Dataset records on visual material:
****

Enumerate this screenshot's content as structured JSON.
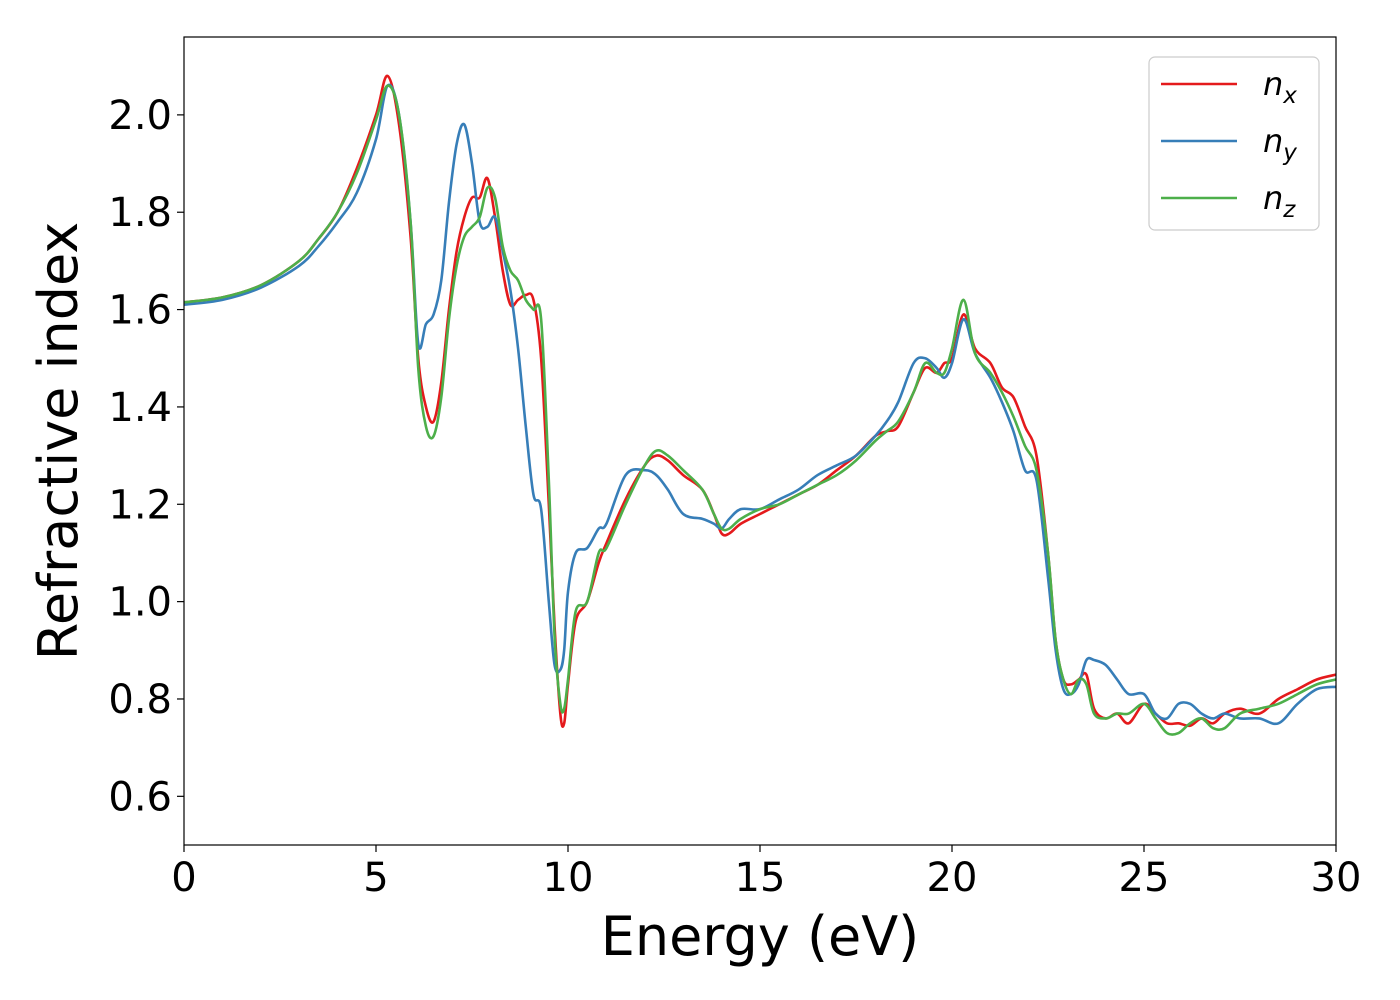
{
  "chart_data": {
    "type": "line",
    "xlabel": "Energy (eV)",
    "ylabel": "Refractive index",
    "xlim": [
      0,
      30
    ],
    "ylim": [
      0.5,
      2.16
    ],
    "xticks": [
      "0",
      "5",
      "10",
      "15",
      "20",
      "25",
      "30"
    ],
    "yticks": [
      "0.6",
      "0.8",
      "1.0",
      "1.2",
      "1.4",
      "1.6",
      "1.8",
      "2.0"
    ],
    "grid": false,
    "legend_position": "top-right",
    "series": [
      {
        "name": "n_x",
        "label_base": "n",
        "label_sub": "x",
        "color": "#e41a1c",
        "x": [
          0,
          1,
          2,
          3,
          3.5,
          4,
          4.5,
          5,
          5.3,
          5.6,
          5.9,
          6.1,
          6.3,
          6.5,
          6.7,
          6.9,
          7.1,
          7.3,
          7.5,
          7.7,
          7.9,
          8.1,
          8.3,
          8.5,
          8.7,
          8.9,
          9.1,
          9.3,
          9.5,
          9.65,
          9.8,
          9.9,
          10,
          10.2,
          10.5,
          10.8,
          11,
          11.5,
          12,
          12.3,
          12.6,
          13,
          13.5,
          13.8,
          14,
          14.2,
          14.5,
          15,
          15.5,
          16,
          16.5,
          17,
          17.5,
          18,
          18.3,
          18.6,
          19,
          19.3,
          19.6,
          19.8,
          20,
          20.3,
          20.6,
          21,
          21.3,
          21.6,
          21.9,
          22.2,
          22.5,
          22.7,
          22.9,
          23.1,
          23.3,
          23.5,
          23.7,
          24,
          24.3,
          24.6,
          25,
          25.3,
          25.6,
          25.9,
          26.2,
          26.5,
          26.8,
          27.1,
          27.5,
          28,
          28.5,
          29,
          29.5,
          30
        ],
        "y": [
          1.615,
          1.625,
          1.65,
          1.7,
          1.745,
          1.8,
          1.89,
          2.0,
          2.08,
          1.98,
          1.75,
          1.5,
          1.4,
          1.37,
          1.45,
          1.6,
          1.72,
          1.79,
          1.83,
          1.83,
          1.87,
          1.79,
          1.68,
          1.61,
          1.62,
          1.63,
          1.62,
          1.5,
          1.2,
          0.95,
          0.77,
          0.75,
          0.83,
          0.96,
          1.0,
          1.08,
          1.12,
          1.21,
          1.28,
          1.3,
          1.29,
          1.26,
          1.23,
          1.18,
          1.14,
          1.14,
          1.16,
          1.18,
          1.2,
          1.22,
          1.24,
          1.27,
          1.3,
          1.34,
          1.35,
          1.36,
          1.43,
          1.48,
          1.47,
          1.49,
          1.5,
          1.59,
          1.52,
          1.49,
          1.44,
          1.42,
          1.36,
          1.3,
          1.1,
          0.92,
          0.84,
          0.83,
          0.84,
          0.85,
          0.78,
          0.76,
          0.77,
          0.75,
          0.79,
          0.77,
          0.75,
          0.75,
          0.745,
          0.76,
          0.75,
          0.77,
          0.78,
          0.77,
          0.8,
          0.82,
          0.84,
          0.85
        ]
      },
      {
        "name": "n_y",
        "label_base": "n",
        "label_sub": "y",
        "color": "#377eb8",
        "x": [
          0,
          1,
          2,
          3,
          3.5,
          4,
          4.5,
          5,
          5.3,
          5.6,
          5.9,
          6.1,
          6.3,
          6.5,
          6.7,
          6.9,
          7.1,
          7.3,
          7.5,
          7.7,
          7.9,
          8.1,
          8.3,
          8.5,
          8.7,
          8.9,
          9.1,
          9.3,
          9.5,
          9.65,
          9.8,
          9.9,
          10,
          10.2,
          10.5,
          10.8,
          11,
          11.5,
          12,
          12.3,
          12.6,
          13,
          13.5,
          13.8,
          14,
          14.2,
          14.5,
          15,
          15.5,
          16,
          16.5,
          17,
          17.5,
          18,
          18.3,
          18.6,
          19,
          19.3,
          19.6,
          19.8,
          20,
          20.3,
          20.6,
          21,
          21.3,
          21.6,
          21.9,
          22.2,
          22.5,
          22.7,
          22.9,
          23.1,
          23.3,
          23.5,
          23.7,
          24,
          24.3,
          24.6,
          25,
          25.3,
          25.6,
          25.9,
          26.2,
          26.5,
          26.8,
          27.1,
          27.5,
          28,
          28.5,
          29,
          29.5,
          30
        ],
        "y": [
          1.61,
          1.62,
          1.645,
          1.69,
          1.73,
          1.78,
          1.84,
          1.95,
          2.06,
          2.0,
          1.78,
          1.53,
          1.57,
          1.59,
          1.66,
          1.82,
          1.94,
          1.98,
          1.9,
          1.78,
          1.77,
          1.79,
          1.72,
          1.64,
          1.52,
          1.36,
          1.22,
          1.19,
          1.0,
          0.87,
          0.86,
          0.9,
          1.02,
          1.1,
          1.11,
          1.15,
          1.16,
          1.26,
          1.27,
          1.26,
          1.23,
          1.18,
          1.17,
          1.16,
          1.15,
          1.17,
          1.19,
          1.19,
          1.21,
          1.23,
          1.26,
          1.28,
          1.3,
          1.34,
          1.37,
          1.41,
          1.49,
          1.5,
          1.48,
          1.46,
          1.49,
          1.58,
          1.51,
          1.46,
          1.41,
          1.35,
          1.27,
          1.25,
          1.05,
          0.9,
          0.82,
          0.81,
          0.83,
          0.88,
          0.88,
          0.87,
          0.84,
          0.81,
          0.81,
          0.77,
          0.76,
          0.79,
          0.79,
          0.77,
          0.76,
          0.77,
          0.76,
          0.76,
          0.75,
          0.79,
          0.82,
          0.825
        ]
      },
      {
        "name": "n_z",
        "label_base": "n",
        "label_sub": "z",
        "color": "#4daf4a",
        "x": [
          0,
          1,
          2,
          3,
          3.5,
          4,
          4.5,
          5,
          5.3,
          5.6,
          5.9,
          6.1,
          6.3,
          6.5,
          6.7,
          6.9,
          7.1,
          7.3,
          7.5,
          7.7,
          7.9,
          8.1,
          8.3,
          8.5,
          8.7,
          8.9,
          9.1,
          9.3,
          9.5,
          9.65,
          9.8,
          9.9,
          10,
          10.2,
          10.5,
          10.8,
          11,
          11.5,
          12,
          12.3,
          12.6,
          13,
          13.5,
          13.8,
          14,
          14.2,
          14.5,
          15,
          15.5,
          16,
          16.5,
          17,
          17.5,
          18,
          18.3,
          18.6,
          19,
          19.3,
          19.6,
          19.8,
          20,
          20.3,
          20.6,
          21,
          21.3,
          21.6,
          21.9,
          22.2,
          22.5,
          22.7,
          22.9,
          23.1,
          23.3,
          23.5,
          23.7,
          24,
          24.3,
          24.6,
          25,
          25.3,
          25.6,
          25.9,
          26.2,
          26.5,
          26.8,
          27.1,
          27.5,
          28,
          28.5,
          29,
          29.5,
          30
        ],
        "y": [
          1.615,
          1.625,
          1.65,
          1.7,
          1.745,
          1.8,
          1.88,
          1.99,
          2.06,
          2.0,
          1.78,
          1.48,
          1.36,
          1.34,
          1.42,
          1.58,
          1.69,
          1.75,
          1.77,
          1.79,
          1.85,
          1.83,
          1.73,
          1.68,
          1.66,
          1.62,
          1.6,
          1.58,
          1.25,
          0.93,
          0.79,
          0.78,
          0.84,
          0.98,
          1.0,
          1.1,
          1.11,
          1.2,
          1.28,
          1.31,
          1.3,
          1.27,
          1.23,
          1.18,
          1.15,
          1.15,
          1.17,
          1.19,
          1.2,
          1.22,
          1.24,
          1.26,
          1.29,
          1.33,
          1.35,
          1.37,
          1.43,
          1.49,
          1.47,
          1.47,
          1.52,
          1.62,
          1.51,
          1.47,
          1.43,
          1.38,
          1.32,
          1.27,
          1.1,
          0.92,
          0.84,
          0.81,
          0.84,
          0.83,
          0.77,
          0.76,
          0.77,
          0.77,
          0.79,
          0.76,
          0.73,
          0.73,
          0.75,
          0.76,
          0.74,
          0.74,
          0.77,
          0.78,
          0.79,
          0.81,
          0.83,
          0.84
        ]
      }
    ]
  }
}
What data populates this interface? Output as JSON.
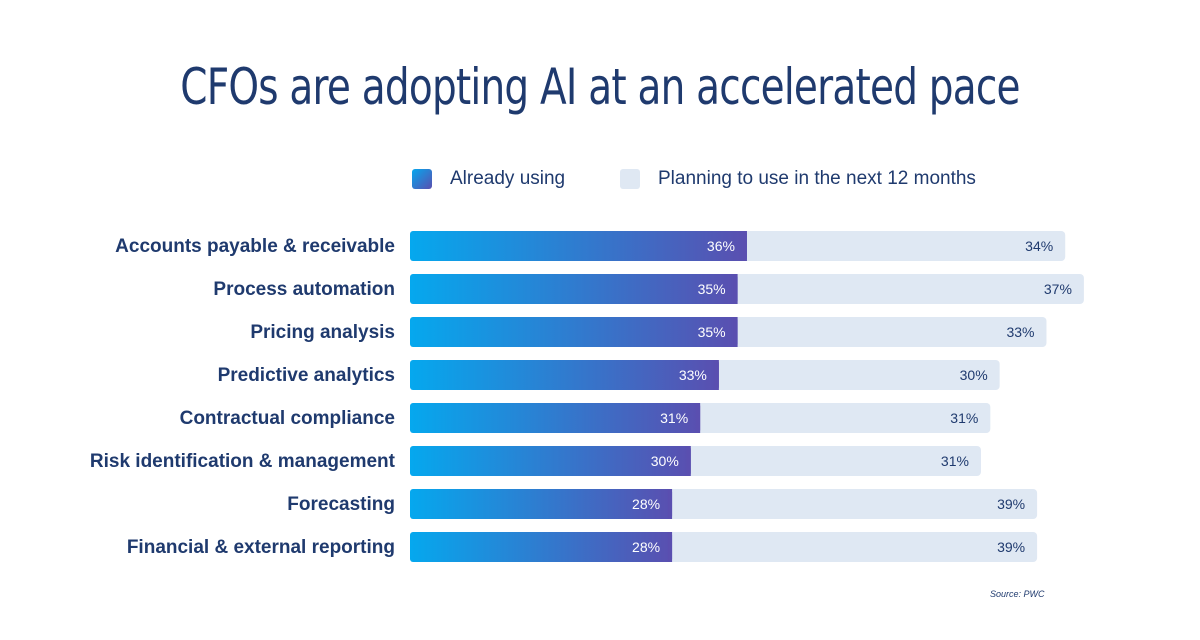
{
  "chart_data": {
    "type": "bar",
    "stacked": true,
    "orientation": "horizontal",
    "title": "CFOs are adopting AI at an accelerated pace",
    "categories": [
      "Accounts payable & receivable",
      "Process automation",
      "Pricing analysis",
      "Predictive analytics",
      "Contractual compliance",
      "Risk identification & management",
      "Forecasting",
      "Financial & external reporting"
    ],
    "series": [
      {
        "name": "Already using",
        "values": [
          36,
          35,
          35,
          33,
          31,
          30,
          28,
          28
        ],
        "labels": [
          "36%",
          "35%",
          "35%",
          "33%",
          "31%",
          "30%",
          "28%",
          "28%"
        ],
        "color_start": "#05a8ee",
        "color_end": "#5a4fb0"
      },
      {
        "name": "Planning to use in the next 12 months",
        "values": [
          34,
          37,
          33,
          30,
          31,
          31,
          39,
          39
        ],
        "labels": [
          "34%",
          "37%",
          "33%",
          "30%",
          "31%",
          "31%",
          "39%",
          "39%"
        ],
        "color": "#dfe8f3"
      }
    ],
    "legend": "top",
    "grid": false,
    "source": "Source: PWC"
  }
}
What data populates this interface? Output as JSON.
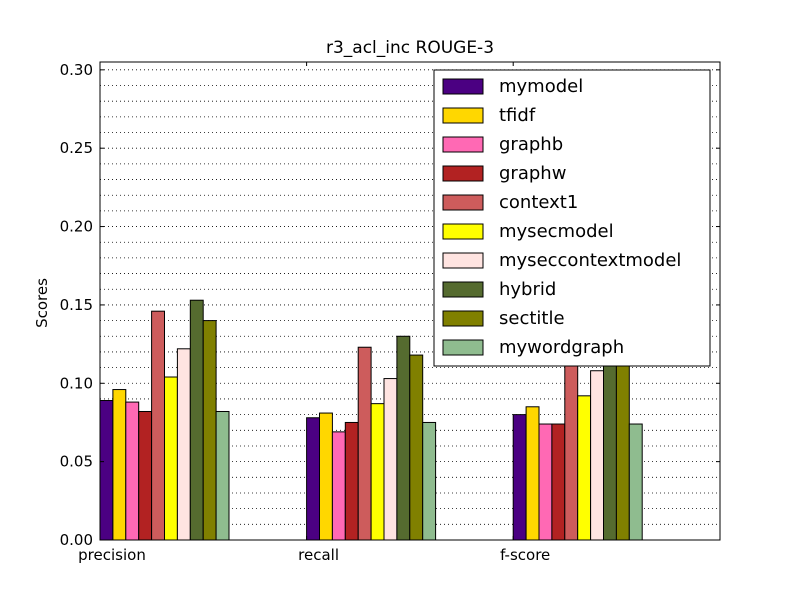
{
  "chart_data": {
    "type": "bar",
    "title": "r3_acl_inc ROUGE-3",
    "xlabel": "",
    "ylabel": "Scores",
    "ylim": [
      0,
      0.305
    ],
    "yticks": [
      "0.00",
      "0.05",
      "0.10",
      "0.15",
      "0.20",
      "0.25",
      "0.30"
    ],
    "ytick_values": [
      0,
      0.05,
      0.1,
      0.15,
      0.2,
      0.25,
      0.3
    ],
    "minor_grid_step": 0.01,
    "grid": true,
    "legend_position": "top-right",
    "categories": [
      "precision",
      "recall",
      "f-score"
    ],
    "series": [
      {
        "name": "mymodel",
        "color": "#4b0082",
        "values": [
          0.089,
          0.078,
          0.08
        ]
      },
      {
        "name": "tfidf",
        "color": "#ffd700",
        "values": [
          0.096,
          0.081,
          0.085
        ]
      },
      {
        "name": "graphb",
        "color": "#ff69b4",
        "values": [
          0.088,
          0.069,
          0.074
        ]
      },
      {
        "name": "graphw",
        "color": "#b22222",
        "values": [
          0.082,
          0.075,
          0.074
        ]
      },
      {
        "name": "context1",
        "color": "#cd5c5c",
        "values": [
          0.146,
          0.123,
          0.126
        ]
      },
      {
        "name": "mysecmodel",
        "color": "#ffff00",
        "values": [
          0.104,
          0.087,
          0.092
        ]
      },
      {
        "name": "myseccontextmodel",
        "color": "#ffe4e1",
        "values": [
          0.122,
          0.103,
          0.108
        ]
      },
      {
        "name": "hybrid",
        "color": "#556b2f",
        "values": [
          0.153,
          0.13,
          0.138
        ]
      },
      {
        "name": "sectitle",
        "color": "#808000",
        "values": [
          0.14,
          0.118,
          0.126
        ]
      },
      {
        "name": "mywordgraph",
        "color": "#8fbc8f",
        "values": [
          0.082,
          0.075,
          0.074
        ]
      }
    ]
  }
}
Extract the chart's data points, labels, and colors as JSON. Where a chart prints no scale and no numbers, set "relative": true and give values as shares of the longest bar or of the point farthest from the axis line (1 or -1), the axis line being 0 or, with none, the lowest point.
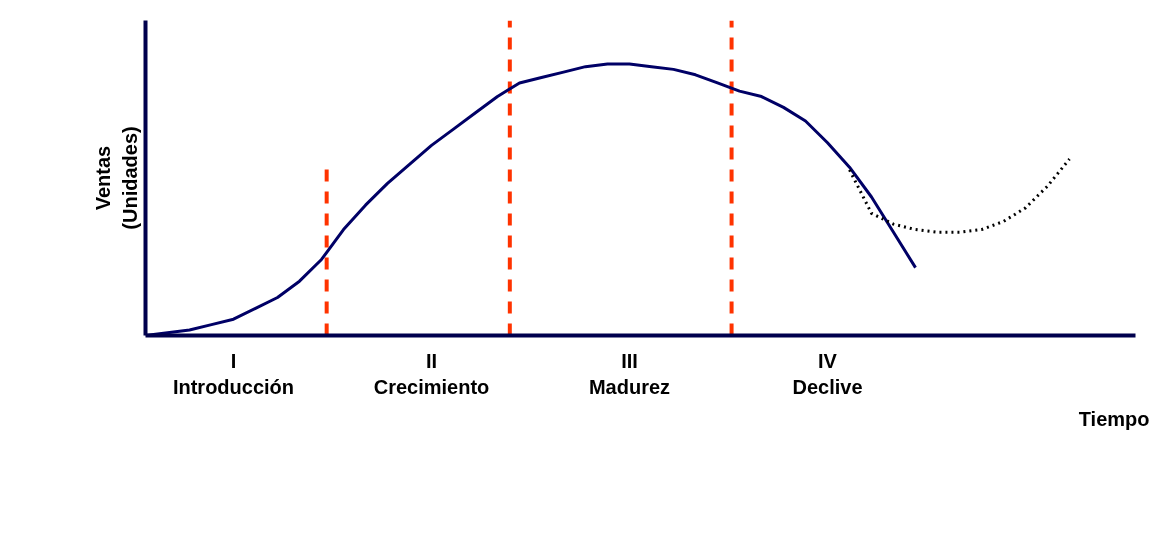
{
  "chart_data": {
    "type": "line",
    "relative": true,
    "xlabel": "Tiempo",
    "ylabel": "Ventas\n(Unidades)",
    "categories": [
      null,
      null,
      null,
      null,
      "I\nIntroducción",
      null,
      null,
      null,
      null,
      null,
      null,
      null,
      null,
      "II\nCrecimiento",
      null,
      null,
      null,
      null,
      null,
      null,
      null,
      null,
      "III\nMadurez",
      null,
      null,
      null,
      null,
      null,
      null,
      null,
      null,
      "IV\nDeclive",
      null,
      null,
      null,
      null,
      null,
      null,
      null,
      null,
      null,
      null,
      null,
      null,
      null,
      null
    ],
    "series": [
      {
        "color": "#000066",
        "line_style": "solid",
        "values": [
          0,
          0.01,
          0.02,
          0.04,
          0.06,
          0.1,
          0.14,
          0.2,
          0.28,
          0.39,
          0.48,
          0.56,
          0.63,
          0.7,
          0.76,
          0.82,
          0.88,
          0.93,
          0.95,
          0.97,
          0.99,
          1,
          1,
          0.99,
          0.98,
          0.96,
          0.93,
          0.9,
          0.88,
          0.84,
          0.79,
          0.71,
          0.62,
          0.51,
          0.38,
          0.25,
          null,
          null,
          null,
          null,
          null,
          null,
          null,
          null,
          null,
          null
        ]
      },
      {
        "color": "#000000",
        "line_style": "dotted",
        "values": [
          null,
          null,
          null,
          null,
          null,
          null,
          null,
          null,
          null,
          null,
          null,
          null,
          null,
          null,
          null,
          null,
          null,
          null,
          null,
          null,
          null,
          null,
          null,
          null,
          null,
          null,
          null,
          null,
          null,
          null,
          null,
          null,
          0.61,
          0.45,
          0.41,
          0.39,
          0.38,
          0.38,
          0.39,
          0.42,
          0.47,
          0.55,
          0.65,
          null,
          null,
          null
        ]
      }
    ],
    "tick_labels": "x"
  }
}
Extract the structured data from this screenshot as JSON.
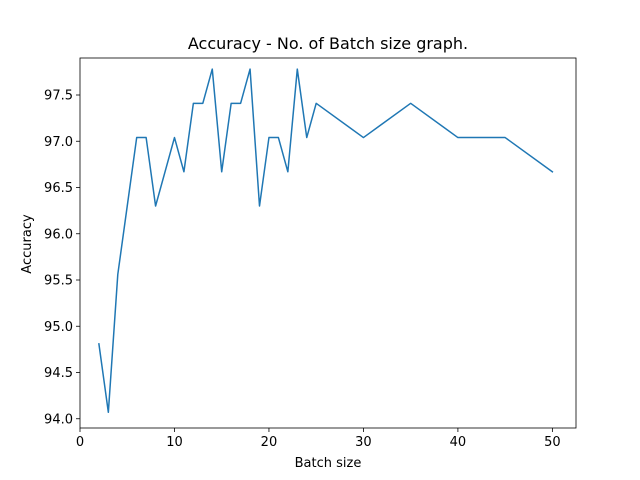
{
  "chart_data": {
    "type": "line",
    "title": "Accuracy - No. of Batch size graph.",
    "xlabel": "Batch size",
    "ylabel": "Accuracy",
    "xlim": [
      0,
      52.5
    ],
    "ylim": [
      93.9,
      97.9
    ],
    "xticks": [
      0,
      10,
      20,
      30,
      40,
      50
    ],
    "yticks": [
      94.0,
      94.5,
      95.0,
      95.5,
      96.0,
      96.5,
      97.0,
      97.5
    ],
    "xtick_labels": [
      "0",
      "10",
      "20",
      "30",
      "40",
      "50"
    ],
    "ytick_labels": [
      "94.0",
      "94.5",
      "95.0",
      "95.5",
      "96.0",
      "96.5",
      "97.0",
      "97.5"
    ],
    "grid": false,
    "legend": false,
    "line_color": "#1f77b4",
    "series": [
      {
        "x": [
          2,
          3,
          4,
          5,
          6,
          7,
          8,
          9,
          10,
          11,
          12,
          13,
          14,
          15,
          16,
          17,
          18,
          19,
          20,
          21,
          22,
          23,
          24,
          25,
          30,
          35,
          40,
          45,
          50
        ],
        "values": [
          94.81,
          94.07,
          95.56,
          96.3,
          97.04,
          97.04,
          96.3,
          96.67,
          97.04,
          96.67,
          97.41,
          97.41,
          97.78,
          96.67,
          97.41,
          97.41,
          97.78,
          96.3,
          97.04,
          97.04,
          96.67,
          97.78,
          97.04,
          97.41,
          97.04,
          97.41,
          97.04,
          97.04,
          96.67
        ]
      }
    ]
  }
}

****

▸ Objective: Gather each line from the listing above that holds "structured".

▸ Correct output:
Enumerate this screenshot's content as structured JSON.
Extract the structured data from this screenshot as JSON.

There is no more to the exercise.